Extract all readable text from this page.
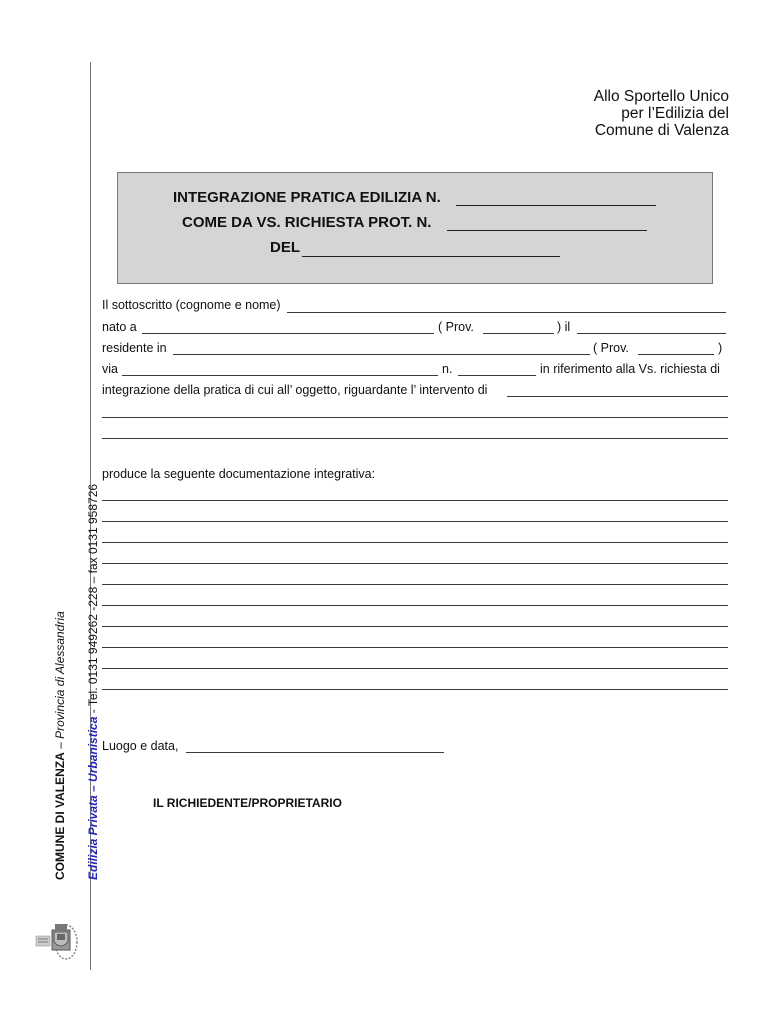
COMUNE DI VALENZA – Provincia di Alessandria
Edilizia Privata – Urbanistica - Tel. 0131 949262 -228 – fax 0131 958726
Allo Sportello Unico
per l’Edilizia del
Comune di Valenza
INTEGRAZIONE PRATICA EDILIZIA N.
COME DA VS. RICHIESTA PROT. N.
DEL
Il sottoscritto (cognome e nome)
nato a	( Prov.	) il
residente in	( Prov.	)
via	n.	in riferimento alla Vs. richiesta di
integrazione della pratica di cui all’ oggetto, riguardante l’ intervento di
produce la seguente documentazione integrativa:
Luogo e data,
IL RICHIEDENTE/PROPRIETARIO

Task ▸ Your task is to repeat the material above exactly, without its pictures.

Task solution ▸
Extract all readable text from this page.
COMUNE DI VALENZA – Provincia di Alessandria
Edilizia Privata – Urbanistica - Tel. 0131 949262 -228 – fax 0131 958726
Allo Sportello Unico
per l’Edilizia del
Comune di Valenza
INTEGRAZIONE PRATICA EDILIZIA N.
COME DA VS. RICHIESTA PROT. N.
DEL
Il sottoscritto (cognome e nome)
nato a	( Prov.	) il
residente in	( Prov.	)
via	n.	in riferimento alla Vs. richiesta di
integrazione della pratica di cui all’ oggetto, riguardante l’ intervento di
produce la seguente documentazione integrativa:
Luogo e data,
IL RICHIEDENTE/PROPRIETARIO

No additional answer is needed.